— START Data to process —

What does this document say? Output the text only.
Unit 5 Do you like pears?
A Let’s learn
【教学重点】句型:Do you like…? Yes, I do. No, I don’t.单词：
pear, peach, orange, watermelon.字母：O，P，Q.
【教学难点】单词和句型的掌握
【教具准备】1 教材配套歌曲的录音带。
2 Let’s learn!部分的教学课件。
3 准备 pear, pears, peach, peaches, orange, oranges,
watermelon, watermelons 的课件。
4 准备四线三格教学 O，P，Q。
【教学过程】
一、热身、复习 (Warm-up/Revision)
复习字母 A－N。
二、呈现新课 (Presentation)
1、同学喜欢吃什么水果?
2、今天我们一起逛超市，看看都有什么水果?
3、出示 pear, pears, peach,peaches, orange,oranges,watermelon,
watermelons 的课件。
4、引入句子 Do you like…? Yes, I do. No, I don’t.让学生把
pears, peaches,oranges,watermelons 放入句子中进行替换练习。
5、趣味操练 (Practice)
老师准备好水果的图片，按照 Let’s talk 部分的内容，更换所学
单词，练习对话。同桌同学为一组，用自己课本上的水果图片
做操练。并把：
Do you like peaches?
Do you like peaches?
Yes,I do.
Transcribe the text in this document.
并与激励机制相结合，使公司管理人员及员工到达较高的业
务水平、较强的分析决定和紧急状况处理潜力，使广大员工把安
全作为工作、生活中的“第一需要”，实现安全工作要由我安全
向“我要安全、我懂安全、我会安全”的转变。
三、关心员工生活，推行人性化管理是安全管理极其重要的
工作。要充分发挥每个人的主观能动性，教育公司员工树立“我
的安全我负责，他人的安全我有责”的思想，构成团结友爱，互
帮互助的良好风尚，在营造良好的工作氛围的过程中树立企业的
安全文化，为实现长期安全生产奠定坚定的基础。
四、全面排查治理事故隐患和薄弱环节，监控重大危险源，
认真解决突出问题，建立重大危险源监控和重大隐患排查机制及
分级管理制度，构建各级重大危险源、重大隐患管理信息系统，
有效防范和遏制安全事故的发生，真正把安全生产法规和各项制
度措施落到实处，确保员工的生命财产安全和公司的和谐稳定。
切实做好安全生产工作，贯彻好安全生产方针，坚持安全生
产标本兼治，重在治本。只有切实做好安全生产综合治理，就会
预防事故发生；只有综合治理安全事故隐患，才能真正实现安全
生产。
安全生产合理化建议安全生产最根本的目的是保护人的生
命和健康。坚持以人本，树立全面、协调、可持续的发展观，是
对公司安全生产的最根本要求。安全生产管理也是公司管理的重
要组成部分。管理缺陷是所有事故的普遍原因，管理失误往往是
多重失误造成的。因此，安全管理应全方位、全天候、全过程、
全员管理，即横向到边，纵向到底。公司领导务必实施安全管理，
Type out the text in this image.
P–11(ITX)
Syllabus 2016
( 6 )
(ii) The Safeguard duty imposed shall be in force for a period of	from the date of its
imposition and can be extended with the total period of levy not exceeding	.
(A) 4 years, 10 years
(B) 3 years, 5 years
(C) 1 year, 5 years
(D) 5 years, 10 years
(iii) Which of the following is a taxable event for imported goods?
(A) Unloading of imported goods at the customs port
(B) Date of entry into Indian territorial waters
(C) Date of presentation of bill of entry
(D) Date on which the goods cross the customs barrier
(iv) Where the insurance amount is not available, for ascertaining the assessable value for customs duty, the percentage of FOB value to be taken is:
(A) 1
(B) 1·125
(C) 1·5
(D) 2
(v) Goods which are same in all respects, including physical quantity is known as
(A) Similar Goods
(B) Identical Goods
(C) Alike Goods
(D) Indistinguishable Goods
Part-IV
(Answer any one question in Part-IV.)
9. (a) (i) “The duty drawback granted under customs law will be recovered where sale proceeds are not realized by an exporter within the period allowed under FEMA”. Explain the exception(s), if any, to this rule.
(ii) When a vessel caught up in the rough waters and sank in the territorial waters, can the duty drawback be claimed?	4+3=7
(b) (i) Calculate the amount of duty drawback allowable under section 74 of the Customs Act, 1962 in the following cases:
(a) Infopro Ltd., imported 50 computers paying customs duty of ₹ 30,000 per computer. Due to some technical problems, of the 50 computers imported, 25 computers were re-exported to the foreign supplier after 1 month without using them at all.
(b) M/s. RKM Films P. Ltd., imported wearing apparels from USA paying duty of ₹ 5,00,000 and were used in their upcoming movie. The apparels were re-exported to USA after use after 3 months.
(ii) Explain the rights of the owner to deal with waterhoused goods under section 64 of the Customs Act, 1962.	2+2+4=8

— END Data to process —

→ **Exercise brief**
Copy out the whole listing, exactly as written.

→ **Answer below**
What does this document say? Output the text only.
Unit 5 Do you like pears?
A Let’s learn
【教学重点】句型:Do you like…? Yes, I do. No, I don’t.单词：
pear, peach, orange, watermelon.字母：O，P，Q.
【教学难点】单词和句型的掌握
【教具准备】1 教材配套歌曲的录音带。
2 Let’s learn!部分的教学课件。
3 准备 pear, pears, peach, peaches, orange, oranges,
watermelon, watermelons 的课件。
4 准备四线三格教学 O，P，Q。
【教学过程】
一、热身、复习 (Warm-up/Revision)
复习字母 A－N。
二、呈现新课 (Presentation)
1、同学喜欢吃什么水果?
2、今天我们一起逛超市，看看都有什么水果?
3、出示 pear, pears, peach,peaches, orange,oranges,watermelon,
watermelons 的课件。
4、引入句子 Do you like…? Yes, I do. No, I don’t.让学生把
pears, peaches,oranges,watermelons 放入句子中进行替换练习。
5、趣味操练 (Practice)
老师准备好水果的图片，按照 Let’s talk 部分的内容，更换所学
单词，练习对话。同桌同学为一组，用自己课本上的水果图片
做操练。并把：
Do you like peaches?
Do you like peaches?
Yes,I do.
Transcribe the text in this document.
并与激励机制相结合，使公司管理人员及员工到达较高的业
务水平、较强的分析决定和紧急状况处理潜力，使广大员工把安
全作为工作、生活中的“第一需要”，实现安全工作要由我安全
向“我要安全、我懂安全、我会安全”的转变。
三、关心员工生活，推行人性化管理是安全管理极其重要的
工作。要充分发挥每个人的主观能动性，教育公司员工树立“我
的安全我负责，他人的安全我有责”的思想，构成团结友爱，互
帮互助的良好风尚，在营造良好的工作氛围的过程中树立企业的
安全文化，为实现长期安全生产奠定坚定的基础。
四、全面排查治理事故隐患和薄弱环节，监控重大危险源，
认真解决突出问题，建立重大危险源监控和重大隐患排查机制及
分级管理制度，构建各级重大危险源、重大隐患管理信息系统，
有效防范和遏制安全事故的发生，真正把安全生产法规和各项制
度措施落到实处，确保员工的生命财产安全和公司的和谐稳定。
切实做好安全生产工作，贯彻好安全生产方针，坚持安全生
产标本兼治，重在治本。只有切实做好安全生产综合治理，就会
预防事故发生；只有综合治理安全事故隐患，才能真正实现安全
生产。
安全生产合理化建议安全生产最根本的目的是保护人的生
命和健康。坚持以人本，树立全面、协调、可持续的发展观，是
对公司安全生产的最根本要求。安全生产管理也是公司管理的重
要组成部分。管理缺陷是所有事故的普遍原因，管理失误往往是
多重失误造成的。因此，安全管理应全方位、全天候、全过程、
全员管理，即横向到边，纵向到底。公司领导务必实施安全管理，
Type out the text in this image.
P–11(ITX)
Syllabus 2016
( 6 )
(ii) The Safeguard duty imposed shall be in force for a period of	from the date of its
imposition and can be extended with the total period of levy not exceeding	.
(A) 4 years, 10 years
(B) 3 years, 5 years
(C) 1 year, 5 years
(D) 5 years, 10 years
(iii) Which of the following is a taxable event for imported goods?
(A) Unloading of imported goods at the customs port
(B) Date of entry into Indian territorial waters
(C) Date of presentation of bill of entry
(D) Date on which the goods cross the customs barrier
(iv) Where the insurance amount is not available, for ascertaining the assessable value for customs duty, the percentage of FOB value to be taken is:
(A) 1
(B) 1·125
(C) 1·5
(D) 2
(v) Goods which are same in all respects, including physical quantity is known as
(A) Similar Goods
(B) Identical Goods
(C) Alike Goods
(D) Indistinguishable Goods
Part-IV
(Answer any one question in Part-IV.)
9. (a) (i) “The duty drawback granted under customs law will be recovered where sale proceeds are not realized by an exporter within the period allowed under FEMA”. Explain the exception(s), if any, to this rule.
(ii) When a vessel caught up in the rough waters and sank in the territorial waters, can the duty drawback be claimed?	4+3=7
(b) (i) Calculate the amount of duty drawback allowable under section 74 of the Customs Act, 1962 in the following cases:
(a) Infopro Ltd., imported 50 computers paying customs duty of ₹ 30,000 per computer. Due to some technical problems, of the 50 computers imported, 25 computers were re-exported to the foreign supplier after 1 month without using them at all.
(b) M/s. RKM Films P. Ltd., imported wearing apparels from USA paying duty of ₹ 5,00,000 and were used in their upcoming movie. The apparels were re-exported to USA after use after 3 months.
(ii) Explain the rights of the owner to deal with waterhoused goods under section 64 of the Customs Act, 1962.	2+2+4=8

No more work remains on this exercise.